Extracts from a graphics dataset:
-- START --
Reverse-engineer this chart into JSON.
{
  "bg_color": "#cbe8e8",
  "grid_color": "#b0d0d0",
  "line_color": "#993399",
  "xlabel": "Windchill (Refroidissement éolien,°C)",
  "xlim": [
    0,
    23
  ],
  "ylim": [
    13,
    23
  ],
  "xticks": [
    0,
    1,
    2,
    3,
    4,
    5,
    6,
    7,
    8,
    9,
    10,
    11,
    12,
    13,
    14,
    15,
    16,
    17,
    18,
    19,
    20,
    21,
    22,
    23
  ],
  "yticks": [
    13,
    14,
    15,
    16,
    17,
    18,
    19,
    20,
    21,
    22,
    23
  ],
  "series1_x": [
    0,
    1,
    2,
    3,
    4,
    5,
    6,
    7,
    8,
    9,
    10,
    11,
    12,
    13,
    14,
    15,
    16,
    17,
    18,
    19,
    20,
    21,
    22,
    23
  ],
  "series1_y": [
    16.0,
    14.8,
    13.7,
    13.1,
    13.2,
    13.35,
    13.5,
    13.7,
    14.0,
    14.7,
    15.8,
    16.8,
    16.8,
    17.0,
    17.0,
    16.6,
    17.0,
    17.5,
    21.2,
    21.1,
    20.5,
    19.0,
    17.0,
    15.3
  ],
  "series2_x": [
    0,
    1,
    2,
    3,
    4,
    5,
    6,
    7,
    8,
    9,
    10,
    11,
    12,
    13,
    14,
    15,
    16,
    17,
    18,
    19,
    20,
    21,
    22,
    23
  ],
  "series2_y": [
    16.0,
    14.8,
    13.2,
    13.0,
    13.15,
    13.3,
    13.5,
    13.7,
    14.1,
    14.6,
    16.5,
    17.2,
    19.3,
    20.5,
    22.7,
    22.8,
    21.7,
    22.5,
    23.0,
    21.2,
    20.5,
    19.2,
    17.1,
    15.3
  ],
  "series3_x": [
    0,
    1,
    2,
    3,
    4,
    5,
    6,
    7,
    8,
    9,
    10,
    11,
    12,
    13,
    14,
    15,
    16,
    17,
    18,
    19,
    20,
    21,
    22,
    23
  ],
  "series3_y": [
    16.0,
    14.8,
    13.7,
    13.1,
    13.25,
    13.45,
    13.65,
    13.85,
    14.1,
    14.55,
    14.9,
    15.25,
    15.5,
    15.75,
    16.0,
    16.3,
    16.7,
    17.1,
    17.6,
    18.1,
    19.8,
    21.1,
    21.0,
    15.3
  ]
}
-- END --
* _To be done_
Give all the records again. Match them exactly.

* _Solution_
Reverse-engineer this chart into JSON.
{
  "bg_color": "#cbe8e8",
  "grid_color": "#b0d0d0",
  "line_color": "#993399",
  "xlabel": "Windchill (Refroidissement éolien,°C)",
  "xlim": [
    0,
    23
  ],
  "ylim": [
    13,
    23
  ],
  "xticks": [
    0,
    1,
    2,
    3,
    4,
    5,
    6,
    7,
    8,
    9,
    10,
    11,
    12,
    13,
    14,
    15,
    16,
    17,
    18,
    19,
    20,
    21,
    22,
    23
  ],
  "yticks": [
    13,
    14,
    15,
    16,
    17,
    18,
    19,
    20,
    21,
    22,
    23
  ],
  "series1_x": [
    0,
    1,
    2,
    3,
    4,
    5,
    6,
    7,
    8,
    9,
    10,
    11,
    12,
    13,
    14,
    15,
    16,
    17,
    18,
    19,
    20,
    21,
    22,
    23
  ],
  "series1_y": [
    16.0,
    14.8,
    13.7,
    13.1,
    13.2,
    13.35,
    13.5,
    13.7,
    14.0,
    14.7,
    15.8,
    16.8,
    16.8,
    17.0,
    17.0,
    16.6,
    17.0,
    17.5,
    21.2,
    21.1,
    20.5,
    19.0,
    17.0,
    15.3
  ],
  "series2_x": [
    0,
    1,
    2,
    3,
    4,
    5,
    6,
    7,
    8,
    9,
    10,
    11,
    12,
    13,
    14,
    15,
    16,
    17,
    18,
    19,
    20,
    21,
    22,
    23
  ],
  "series2_y": [
    16.0,
    14.8,
    13.2,
    13.0,
    13.15,
    13.3,
    13.5,
    13.7,
    14.1,
    14.6,
    16.5,
    17.2,
    19.3,
    20.5,
    22.7,
    22.8,
    21.7,
    22.5,
    23.0,
    21.2,
    20.5,
    19.2,
    17.1,
    15.3
  ],
  "series3_x": [
    0,
    1,
    2,
    3,
    4,
    5,
    6,
    7,
    8,
    9,
    10,
    11,
    12,
    13,
    14,
    15,
    16,
    17,
    18,
    19,
    20,
    21,
    22,
    23
  ],
  "series3_y": [
    16.0,
    14.8,
    13.7,
    13.1,
    13.25,
    13.45,
    13.65,
    13.85,
    14.1,
    14.55,
    14.9,
    15.25,
    15.5,
    15.75,
    16.0,
    16.3,
    16.7,
    17.1,
    17.6,
    18.1,
    19.8,
    21.1,
    21.0,
    15.3
  ]
}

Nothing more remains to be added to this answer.